Required work:
Write out the entries verbatim and leave the images out of the copy.

Records shown:
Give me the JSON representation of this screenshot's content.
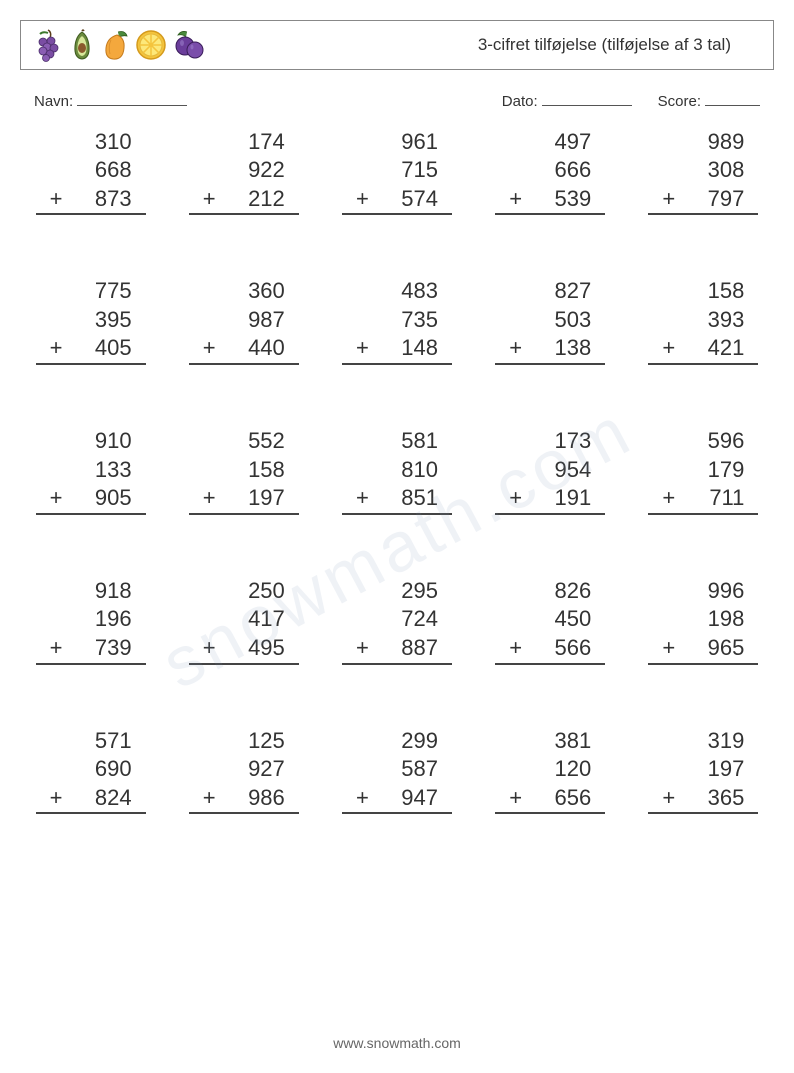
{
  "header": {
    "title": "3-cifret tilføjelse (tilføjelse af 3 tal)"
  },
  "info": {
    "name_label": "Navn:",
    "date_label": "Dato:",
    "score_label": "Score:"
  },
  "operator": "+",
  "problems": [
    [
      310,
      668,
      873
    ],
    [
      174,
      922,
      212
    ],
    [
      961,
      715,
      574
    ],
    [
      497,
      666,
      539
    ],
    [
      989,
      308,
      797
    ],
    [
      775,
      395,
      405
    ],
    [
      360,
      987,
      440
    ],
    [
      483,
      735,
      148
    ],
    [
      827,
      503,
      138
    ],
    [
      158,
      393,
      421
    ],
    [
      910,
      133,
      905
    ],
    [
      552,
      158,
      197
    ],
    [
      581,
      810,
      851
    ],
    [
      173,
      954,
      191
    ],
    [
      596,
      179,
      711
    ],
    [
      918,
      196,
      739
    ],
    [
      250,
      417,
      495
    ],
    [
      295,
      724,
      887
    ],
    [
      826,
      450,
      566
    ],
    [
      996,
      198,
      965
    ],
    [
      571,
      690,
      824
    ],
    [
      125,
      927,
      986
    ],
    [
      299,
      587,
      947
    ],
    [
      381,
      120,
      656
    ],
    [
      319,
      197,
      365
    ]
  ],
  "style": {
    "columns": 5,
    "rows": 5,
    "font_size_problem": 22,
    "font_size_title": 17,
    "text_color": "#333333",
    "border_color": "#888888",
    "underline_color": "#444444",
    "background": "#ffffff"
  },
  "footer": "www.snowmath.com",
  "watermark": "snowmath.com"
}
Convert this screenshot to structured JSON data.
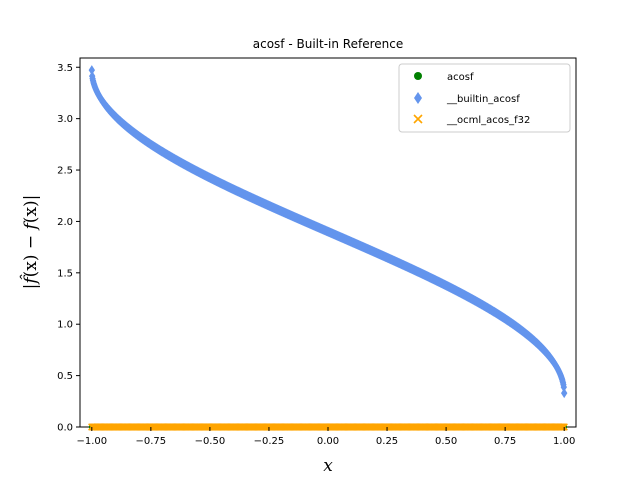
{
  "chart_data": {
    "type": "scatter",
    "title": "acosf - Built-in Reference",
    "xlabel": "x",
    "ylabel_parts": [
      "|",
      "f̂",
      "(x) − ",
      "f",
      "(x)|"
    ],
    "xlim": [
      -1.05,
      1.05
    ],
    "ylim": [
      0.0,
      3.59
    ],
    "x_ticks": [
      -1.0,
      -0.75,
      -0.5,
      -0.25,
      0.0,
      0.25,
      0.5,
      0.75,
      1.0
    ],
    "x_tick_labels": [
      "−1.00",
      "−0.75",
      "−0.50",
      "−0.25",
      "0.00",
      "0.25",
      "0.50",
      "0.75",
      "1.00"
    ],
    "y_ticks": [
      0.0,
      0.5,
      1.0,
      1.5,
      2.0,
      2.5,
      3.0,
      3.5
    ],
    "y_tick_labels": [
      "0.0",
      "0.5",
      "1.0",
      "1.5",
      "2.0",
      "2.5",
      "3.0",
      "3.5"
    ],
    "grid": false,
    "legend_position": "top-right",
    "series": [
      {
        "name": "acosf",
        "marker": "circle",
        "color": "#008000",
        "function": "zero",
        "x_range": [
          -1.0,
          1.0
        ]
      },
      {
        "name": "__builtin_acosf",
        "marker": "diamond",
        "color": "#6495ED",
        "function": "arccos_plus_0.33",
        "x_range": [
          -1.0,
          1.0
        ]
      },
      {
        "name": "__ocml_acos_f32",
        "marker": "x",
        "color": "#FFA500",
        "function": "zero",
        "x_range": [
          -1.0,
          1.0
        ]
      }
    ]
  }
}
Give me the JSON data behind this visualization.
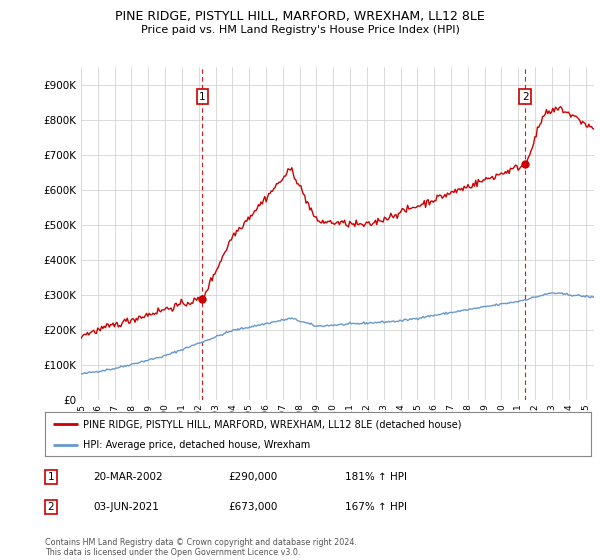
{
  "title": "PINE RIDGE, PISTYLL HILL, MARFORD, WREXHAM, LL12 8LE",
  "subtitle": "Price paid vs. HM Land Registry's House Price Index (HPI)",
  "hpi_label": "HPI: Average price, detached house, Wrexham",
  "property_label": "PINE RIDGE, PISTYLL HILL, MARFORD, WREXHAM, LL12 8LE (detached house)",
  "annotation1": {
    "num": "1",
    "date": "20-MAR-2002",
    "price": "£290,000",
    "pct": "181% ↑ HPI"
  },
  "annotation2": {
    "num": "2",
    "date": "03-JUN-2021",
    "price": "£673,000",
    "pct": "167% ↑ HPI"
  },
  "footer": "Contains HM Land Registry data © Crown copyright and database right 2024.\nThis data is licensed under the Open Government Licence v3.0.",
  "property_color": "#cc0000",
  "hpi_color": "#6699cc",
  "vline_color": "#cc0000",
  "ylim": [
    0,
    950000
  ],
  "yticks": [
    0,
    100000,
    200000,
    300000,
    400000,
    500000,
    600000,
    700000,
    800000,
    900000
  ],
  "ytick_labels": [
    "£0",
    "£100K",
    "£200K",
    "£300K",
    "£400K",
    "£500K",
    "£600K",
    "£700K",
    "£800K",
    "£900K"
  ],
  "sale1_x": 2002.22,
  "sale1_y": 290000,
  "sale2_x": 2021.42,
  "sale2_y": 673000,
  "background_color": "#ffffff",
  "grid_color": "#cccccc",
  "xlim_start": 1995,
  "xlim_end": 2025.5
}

Answer to the task:
Give me the JSON representation of this screenshot's content.
{
  "header": {
    "title": "3-cifret tilføjelse (tilføjelse af 3 tal)"
  },
  "info": {
    "name_label": "Navn:",
    "date_label": "Dato:",
    "score_label": "Score:"
  },
  "operator": "+",
  "problems": [
    [
      310,
      668,
      873
    ],
    [
      174,
      922,
      212
    ],
    [
      961,
      715,
      574
    ],
    [
      497,
      666,
      539
    ],
    [
      989,
      308,
      797
    ],
    [
      775,
      395,
      405
    ],
    [
      360,
      987,
      440
    ],
    [
      483,
      735,
      148
    ],
    [
      827,
      503,
      138
    ],
    [
      158,
      393,
      421
    ],
    [
      910,
      133,
      905
    ],
    [
      552,
      158,
      197
    ],
    [
      581,
      810,
      851
    ],
    [
      173,
      954,
      191
    ],
    [
      596,
      179,
      711
    ],
    [
      918,
      196,
      739
    ],
    [
      250,
      417,
      495
    ],
    [
      295,
      724,
      887
    ],
    [
      826,
      450,
      566
    ],
    [
      996,
      198,
      965
    ],
    [
      571,
      690,
      824
    ],
    [
      125,
      927,
      986
    ],
    [
      299,
      587,
      947
    ],
    [
      381,
      120,
      656
    ],
    [
      319,
      197,
      365
    ]
  ],
  "style": {
    "columns": 5,
    "rows": 5,
    "font_size_problem": 22,
    "font_size_title": 17,
    "text_color": "#333333",
    "border_color": "#888888",
    "underline_color": "#444444",
    "background": "#ffffff"
  },
  "footer": "www.snowmath.com",
  "watermark": "snowmath.com"
}
Convert this screenshot to structured JSON data.
{
  "chart_data": {
    "type": "scatter",
    "title": "acosf - Built-in Reference",
    "xlabel": "x",
    "ylabel_parts": [
      "|",
      "f̂",
      "(x) − ",
      "f",
      "(x)|"
    ],
    "xlim": [
      -1.05,
      1.05
    ],
    "ylim": [
      0.0,
      3.59
    ],
    "x_ticks": [
      -1.0,
      -0.75,
      -0.5,
      -0.25,
      0.0,
      0.25,
      0.5,
      0.75,
      1.0
    ],
    "x_tick_labels": [
      "−1.00",
      "−0.75",
      "−0.50",
      "−0.25",
      "0.00",
      "0.25",
      "0.50",
      "0.75",
      "1.00"
    ],
    "y_ticks": [
      0.0,
      0.5,
      1.0,
      1.5,
      2.0,
      2.5,
      3.0,
      3.5
    ],
    "y_tick_labels": [
      "0.0",
      "0.5",
      "1.0",
      "1.5",
      "2.0",
      "2.5",
      "3.0",
      "3.5"
    ],
    "grid": false,
    "legend_position": "top-right",
    "series": [
      {
        "name": "acosf",
        "marker": "circle",
        "color": "#008000",
        "function": "zero",
        "x_range": [
          -1.0,
          1.0
        ]
      },
      {
        "name": "__builtin_acosf",
        "marker": "diamond",
        "color": "#6495ED",
        "function": "arccos_plus_0.33",
        "x_range": [
          -1.0,
          1.0
        ]
      },
      {
        "name": "__ocml_acos_f32",
        "marker": "x",
        "color": "#FFA500",
        "function": "zero",
        "x_range": [
          -1.0,
          1.0
        ]
      }
    ]
  }
}
Give me the JSON data behind this visualization.
{
  "title": "PINE RIDGE, PISTYLL HILL, MARFORD, WREXHAM, LL12 8LE",
  "subtitle": "Price paid vs. HM Land Registry's House Price Index (HPI)",
  "hpi_label": "HPI: Average price, detached house, Wrexham",
  "property_label": "PINE RIDGE, PISTYLL HILL, MARFORD, WREXHAM, LL12 8LE (detached house)",
  "annotation1": {
    "num": "1",
    "date": "20-MAR-2002",
    "price": "£290,000",
    "pct": "181% ↑ HPI"
  },
  "annotation2": {
    "num": "2",
    "date": "03-JUN-2021",
    "price": "£673,000",
    "pct": "167% ↑ HPI"
  },
  "footer": "Contains HM Land Registry data © Crown copyright and database right 2024.\nThis data is licensed under the Open Government Licence v3.0.",
  "property_color": "#cc0000",
  "hpi_color": "#6699cc",
  "vline_color": "#cc0000",
  "ylim": [
    0,
    950000
  ],
  "yticks": [
    0,
    100000,
    200000,
    300000,
    400000,
    500000,
    600000,
    700000,
    800000,
    900000
  ],
  "ytick_labels": [
    "£0",
    "£100K",
    "£200K",
    "£300K",
    "£400K",
    "£500K",
    "£600K",
    "£700K",
    "£800K",
    "£900K"
  ],
  "sale1_x": 2002.22,
  "sale1_y": 290000,
  "sale2_x": 2021.42,
  "sale2_y": 673000,
  "background_color": "#ffffff",
  "grid_color": "#cccccc",
  "xlim_start": 1995,
  "xlim_end": 2025.5
}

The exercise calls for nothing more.